▶ [INFORMATION SHOWN]:
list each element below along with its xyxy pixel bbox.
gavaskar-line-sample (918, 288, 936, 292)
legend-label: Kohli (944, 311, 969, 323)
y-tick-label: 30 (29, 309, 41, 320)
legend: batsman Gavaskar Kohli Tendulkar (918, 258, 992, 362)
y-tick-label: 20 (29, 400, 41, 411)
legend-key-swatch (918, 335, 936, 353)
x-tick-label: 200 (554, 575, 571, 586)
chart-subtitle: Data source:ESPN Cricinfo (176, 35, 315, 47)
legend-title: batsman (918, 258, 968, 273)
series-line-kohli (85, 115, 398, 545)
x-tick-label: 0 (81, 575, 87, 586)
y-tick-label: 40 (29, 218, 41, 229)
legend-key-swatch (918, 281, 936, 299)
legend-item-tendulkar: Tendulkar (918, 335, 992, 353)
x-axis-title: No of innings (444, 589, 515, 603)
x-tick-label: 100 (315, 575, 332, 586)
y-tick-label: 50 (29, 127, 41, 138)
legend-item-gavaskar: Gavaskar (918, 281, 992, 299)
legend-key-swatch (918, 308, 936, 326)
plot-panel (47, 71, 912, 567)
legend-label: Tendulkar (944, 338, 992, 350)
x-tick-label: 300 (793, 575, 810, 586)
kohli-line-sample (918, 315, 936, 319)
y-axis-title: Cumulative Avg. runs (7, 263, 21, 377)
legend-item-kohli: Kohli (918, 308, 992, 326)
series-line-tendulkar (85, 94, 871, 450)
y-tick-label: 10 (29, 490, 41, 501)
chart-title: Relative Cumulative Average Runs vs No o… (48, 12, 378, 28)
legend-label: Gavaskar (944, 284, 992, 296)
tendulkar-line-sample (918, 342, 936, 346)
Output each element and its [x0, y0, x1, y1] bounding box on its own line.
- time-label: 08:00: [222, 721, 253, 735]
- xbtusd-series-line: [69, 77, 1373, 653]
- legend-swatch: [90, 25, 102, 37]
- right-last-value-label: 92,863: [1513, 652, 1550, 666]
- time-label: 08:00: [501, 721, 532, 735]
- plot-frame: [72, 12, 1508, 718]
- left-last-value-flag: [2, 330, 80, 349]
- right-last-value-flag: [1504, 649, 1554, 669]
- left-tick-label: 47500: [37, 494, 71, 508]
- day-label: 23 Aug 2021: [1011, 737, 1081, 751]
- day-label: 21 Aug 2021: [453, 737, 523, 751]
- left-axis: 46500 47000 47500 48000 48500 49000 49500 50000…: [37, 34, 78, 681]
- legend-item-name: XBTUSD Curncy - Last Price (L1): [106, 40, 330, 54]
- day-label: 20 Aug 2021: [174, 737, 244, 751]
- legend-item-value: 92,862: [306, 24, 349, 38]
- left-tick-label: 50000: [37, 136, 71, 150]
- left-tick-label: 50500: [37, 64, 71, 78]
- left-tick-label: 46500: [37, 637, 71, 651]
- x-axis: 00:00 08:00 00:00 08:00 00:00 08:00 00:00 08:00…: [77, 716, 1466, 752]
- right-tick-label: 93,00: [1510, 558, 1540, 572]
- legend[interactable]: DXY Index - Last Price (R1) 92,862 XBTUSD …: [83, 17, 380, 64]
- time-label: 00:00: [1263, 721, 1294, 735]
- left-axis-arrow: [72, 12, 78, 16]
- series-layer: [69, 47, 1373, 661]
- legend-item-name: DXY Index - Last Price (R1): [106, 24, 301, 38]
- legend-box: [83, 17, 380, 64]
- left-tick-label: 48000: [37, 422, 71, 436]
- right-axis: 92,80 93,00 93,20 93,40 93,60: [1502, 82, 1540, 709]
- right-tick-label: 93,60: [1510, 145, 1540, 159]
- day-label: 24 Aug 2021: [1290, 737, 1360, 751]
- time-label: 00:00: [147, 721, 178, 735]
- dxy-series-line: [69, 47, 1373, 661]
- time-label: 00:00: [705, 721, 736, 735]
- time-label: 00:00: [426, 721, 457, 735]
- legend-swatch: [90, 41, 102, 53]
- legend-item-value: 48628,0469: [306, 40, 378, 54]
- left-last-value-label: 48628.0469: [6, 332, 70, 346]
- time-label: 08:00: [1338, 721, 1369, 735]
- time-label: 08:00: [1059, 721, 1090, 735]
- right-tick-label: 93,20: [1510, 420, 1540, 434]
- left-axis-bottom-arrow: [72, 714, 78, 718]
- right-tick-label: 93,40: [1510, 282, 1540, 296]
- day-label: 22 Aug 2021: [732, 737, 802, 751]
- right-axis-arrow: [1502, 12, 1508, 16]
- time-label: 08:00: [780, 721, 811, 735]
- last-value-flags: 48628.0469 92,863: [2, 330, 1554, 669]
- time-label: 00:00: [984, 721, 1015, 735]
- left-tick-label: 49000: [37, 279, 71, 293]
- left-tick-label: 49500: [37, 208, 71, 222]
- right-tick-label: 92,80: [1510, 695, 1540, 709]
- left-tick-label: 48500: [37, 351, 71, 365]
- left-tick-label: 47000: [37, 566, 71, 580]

--

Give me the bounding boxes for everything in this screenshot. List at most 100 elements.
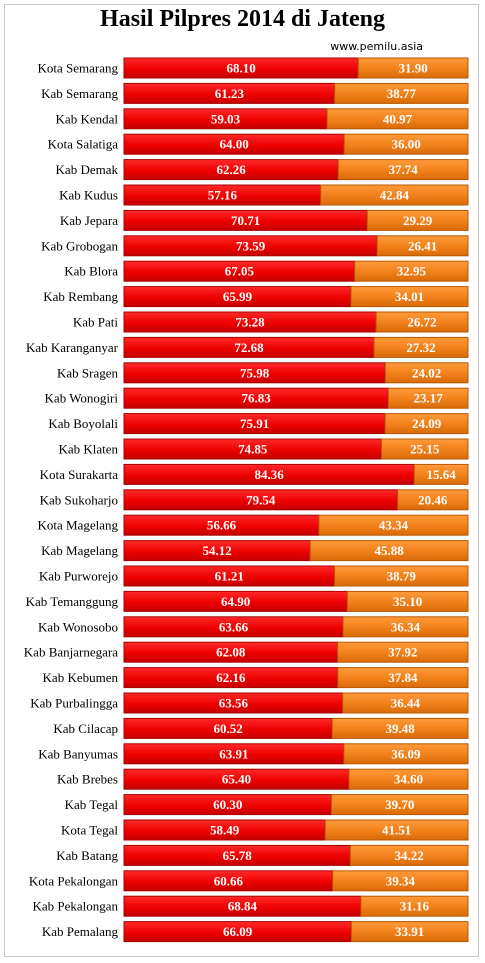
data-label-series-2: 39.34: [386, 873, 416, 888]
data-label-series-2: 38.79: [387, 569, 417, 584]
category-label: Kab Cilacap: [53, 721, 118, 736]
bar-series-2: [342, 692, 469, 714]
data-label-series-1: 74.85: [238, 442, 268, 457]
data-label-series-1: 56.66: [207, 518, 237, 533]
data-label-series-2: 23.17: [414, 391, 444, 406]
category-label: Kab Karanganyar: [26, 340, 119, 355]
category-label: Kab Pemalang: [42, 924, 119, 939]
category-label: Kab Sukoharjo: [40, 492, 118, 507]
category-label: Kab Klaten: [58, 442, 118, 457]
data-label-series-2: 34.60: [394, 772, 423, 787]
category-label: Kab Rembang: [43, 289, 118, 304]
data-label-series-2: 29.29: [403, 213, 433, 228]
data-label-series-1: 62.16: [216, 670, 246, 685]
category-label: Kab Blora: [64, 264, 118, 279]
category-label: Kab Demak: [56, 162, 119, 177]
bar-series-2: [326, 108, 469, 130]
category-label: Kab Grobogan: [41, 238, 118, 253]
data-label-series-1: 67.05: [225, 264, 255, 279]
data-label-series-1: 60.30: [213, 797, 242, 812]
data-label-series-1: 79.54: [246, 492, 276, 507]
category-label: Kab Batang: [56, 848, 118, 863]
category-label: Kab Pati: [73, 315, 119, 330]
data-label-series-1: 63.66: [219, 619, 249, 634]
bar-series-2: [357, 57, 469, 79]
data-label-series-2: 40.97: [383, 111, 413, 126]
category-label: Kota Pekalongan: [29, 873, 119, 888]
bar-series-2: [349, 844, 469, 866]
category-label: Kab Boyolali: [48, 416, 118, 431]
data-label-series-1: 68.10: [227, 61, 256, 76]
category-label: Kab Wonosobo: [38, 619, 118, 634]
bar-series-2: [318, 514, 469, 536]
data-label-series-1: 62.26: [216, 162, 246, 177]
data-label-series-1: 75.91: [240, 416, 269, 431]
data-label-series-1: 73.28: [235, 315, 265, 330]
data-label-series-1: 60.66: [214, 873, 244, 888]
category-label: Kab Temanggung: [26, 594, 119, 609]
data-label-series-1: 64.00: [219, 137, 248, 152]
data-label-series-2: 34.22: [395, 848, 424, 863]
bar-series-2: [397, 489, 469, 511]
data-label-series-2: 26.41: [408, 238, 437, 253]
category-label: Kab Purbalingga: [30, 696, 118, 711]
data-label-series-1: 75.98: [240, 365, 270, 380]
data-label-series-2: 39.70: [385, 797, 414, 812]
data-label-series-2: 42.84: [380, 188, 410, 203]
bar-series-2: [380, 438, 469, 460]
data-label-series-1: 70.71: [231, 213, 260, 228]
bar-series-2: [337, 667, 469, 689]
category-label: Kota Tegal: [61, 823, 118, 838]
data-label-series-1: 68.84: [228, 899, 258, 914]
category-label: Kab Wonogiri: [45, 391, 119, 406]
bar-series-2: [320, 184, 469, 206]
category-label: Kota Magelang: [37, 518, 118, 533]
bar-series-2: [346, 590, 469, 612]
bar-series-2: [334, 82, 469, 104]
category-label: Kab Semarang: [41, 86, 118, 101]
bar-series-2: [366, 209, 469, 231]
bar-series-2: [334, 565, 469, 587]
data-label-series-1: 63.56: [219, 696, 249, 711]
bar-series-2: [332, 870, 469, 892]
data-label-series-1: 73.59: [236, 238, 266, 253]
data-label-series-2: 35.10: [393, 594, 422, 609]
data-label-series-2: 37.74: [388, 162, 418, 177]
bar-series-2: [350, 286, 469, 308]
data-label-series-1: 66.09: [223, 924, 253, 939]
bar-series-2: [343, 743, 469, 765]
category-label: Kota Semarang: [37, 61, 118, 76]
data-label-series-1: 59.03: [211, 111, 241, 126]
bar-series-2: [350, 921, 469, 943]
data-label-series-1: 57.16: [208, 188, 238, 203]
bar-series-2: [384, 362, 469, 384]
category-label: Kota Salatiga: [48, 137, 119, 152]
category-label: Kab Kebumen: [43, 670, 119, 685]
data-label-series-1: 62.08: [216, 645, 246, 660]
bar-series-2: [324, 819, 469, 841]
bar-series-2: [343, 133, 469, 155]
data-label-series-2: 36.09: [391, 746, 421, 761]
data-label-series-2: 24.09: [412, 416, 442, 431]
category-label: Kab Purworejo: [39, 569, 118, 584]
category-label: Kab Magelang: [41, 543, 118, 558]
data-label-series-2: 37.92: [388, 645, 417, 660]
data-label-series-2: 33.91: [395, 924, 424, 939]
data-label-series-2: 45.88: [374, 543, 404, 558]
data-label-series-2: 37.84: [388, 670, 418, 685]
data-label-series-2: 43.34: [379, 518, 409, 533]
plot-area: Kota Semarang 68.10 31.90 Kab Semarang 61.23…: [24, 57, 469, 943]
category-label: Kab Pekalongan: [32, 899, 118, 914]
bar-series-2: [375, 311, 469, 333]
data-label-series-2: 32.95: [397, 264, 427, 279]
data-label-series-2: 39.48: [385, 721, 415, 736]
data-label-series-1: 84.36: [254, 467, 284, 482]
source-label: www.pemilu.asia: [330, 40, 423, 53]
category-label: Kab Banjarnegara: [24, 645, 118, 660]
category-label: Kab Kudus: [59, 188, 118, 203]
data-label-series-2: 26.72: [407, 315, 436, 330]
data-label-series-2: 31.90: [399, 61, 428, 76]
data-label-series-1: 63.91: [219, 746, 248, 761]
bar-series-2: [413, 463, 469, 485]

==

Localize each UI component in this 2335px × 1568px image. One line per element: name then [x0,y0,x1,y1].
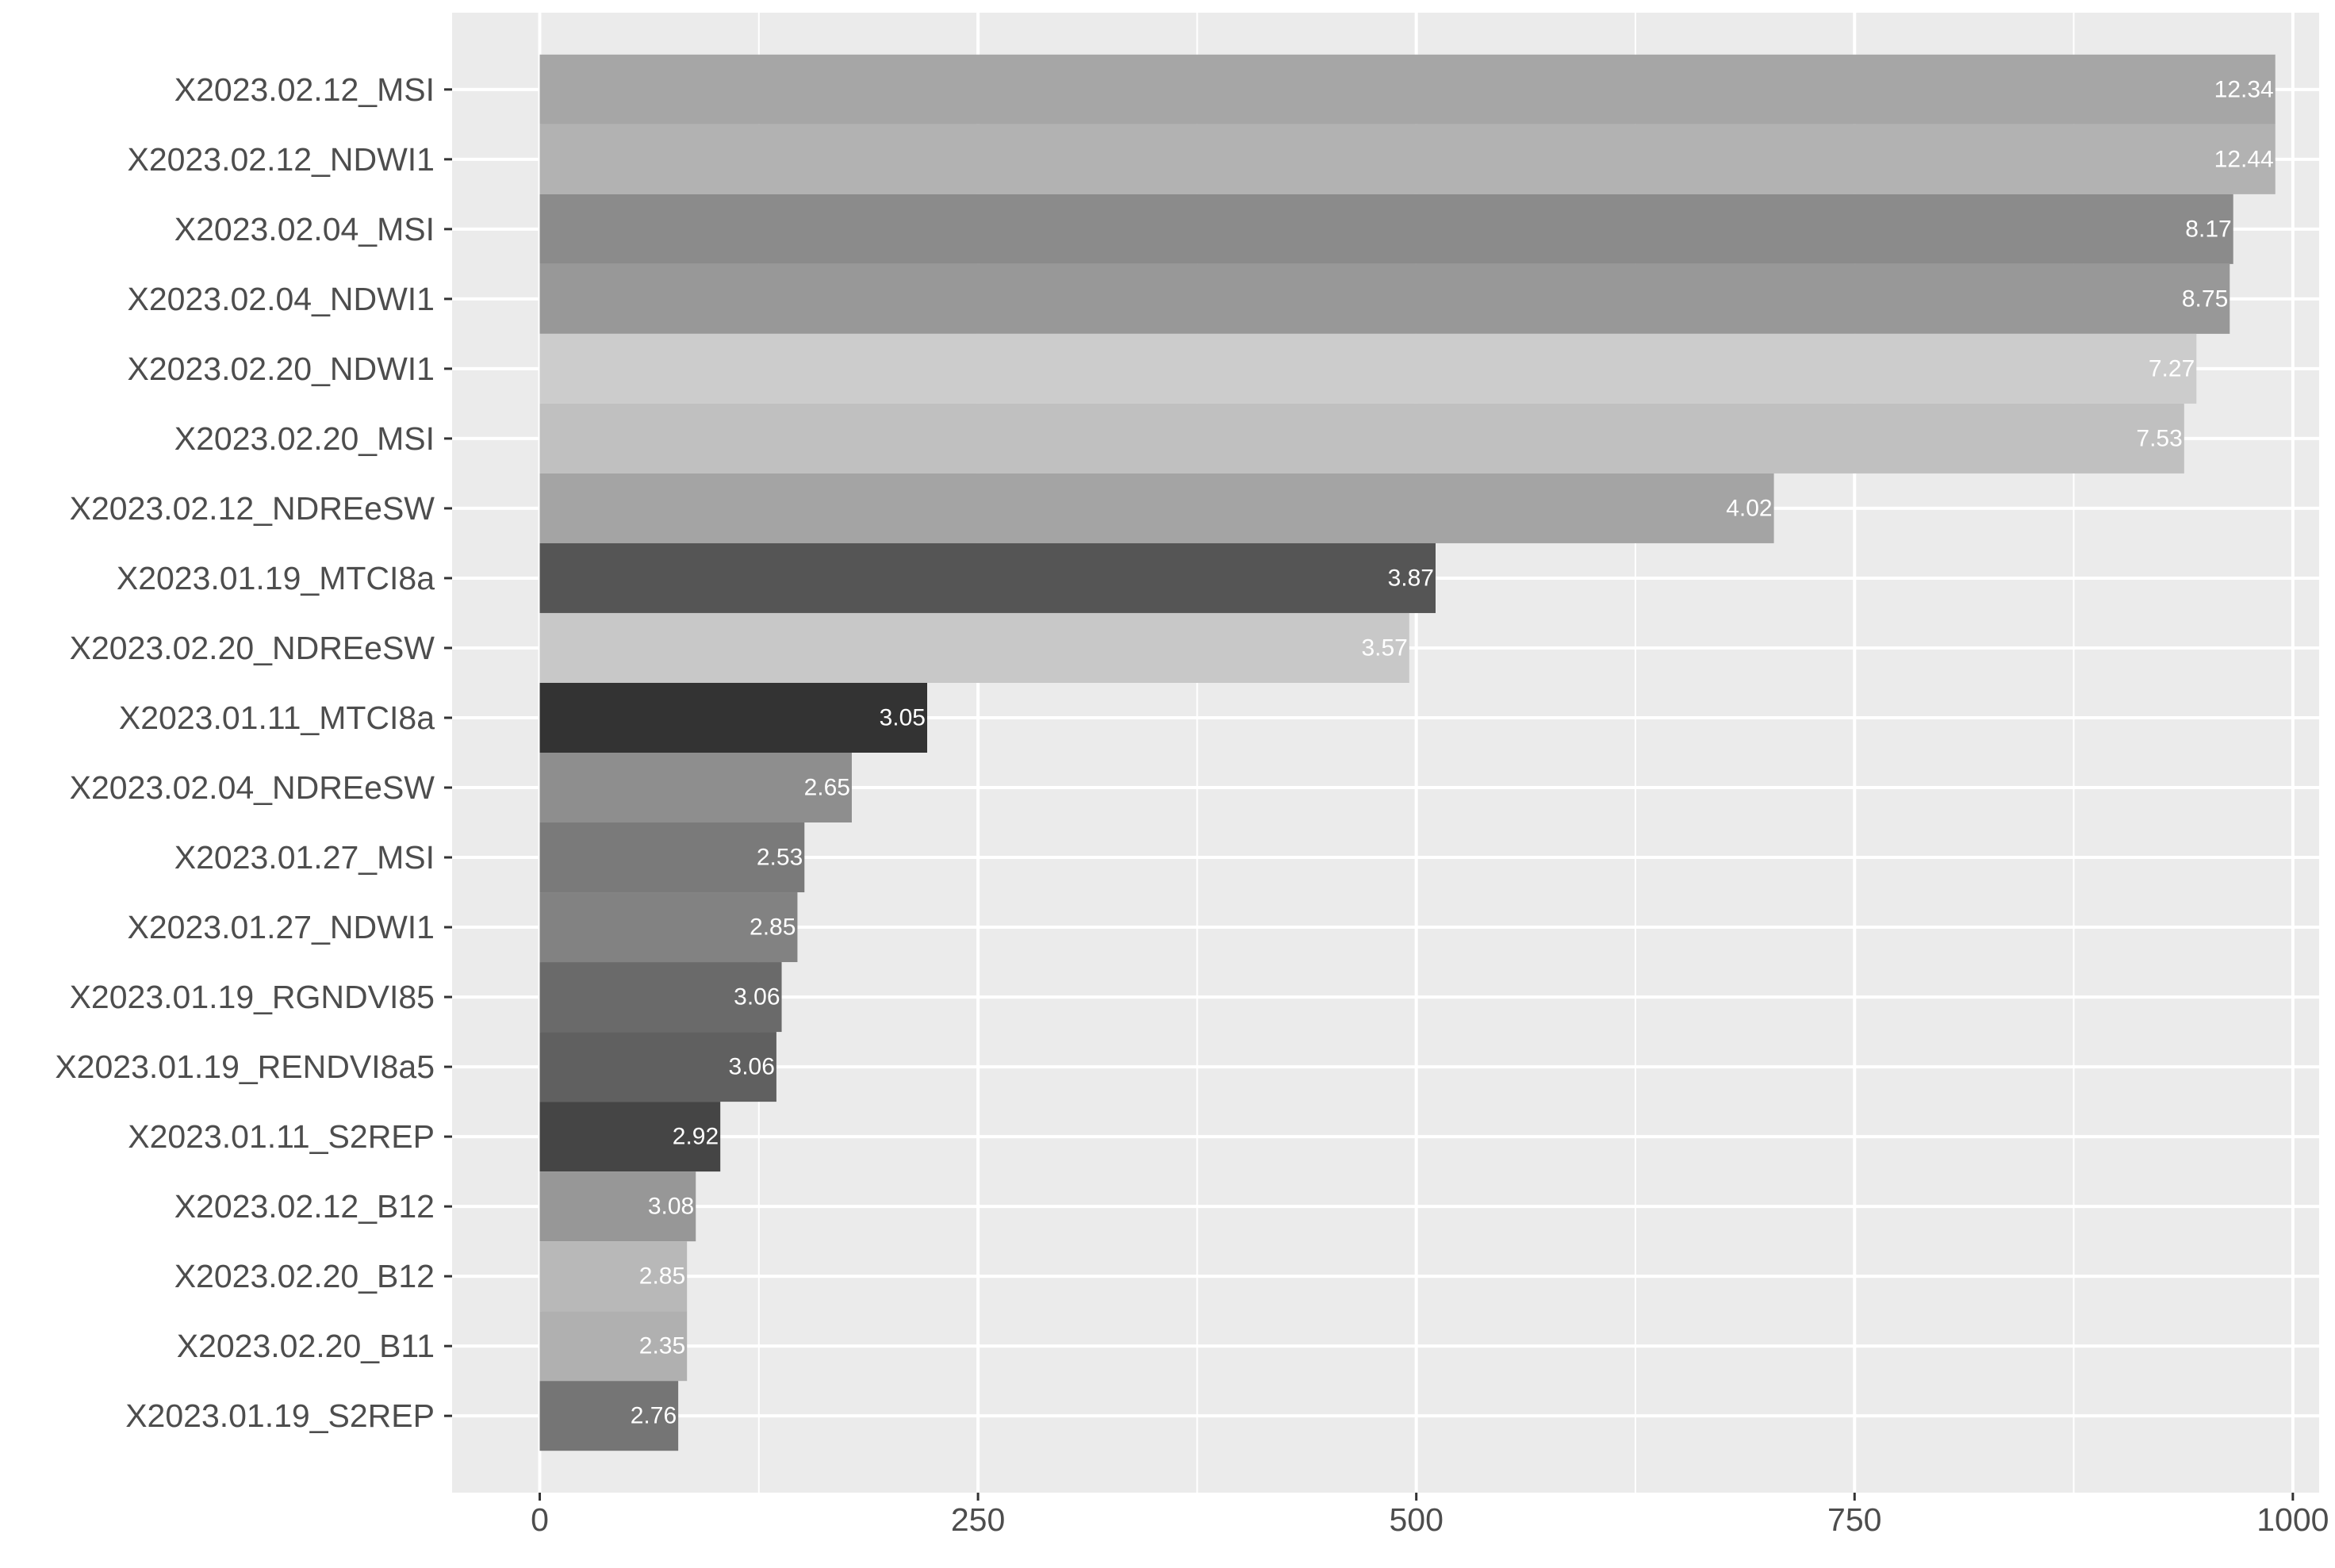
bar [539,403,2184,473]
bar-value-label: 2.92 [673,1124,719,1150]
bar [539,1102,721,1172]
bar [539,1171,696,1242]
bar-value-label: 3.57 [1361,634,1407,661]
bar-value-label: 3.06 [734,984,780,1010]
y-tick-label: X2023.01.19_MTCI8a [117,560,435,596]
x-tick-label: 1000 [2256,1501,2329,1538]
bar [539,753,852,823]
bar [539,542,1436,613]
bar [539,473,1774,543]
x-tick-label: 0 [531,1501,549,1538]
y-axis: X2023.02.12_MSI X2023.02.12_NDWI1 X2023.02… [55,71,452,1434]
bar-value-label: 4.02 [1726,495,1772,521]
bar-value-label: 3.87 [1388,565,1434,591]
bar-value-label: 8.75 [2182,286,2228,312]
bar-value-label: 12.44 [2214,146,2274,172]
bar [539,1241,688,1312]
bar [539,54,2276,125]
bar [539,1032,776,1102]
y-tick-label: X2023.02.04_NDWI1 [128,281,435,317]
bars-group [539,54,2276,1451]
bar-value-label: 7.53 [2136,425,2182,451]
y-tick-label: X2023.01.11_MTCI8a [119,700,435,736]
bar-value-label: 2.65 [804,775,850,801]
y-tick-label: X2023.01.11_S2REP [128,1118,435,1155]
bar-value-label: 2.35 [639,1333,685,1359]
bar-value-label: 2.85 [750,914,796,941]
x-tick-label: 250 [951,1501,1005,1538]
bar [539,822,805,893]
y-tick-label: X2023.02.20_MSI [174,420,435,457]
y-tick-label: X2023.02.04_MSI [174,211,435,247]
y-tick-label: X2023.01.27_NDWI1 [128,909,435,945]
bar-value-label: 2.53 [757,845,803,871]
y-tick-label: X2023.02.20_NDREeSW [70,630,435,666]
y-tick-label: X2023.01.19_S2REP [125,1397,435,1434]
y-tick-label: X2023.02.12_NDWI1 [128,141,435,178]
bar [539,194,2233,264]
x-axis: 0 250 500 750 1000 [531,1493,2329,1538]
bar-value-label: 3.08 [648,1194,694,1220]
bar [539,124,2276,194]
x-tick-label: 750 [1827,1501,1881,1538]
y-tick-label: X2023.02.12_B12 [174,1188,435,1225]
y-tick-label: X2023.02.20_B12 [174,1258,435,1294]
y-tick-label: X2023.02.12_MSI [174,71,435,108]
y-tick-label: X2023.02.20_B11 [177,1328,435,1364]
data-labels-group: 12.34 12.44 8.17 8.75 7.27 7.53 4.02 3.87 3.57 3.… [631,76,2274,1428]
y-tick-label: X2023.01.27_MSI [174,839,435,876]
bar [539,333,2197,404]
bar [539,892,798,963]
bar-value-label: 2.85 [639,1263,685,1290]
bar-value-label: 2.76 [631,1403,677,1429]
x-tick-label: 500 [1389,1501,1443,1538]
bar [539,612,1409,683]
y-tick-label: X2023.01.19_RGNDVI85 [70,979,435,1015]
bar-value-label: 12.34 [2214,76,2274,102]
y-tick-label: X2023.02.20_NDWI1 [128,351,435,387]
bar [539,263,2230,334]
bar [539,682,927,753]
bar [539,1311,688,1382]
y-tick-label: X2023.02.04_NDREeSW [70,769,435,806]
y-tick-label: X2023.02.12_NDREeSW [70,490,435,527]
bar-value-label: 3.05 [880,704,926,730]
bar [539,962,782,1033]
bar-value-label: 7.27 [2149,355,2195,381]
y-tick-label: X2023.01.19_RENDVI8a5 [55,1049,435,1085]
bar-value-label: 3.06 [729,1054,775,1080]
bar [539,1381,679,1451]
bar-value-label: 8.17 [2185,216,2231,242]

▶ [WHAT IS ASKED]: Return the rows from the line with "list each element" up to and including the line with "y-axis-title: Cumulative Avg.", copying each line verbatim.

▶ [SOLUTION TO THIS TASK]:
list each element below along with its xyxy pixel bbox.
gavaskar-line-sample (918, 288, 936, 292)
legend-label: Kohli (944, 311, 969, 323)
y-tick-label: 30 (29, 309, 41, 320)
legend: batsman Gavaskar Kohli Tendulkar (918, 258, 992, 362)
y-tick-label: 20 (29, 400, 41, 411)
legend-key-swatch (918, 335, 936, 353)
x-tick-label: 200 (554, 575, 571, 586)
chart-subtitle: Data source:ESPN Cricinfo (176, 35, 315, 47)
legend-title: batsman (918, 258, 968, 273)
series-line-kohli (85, 115, 398, 545)
x-tick-label: 0 (81, 575, 87, 586)
y-tick-label: 40 (29, 218, 41, 229)
legend-key-swatch (918, 281, 936, 299)
legend-item-tendulkar: Tendulkar (918, 335, 992, 353)
x-axis-title: No of innings (444, 589, 515, 603)
x-tick-label: 100 (315, 575, 332, 586)
y-tick-label: 50 (29, 127, 41, 138)
legend-item-gavaskar: Gavaskar (918, 281, 992, 299)
legend-key-swatch (918, 308, 936, 326)
plot-panel (47, 71, 912, 567)
legend-label: Tendulkar (944, 338, 992, 350)
x-tick-label: 300 (793, 575, 810, 586)
kohli-line-sample (918, 315, 936, 319)
y-axis-title: Cumulative Avg. runs (7, 263, 21, 377)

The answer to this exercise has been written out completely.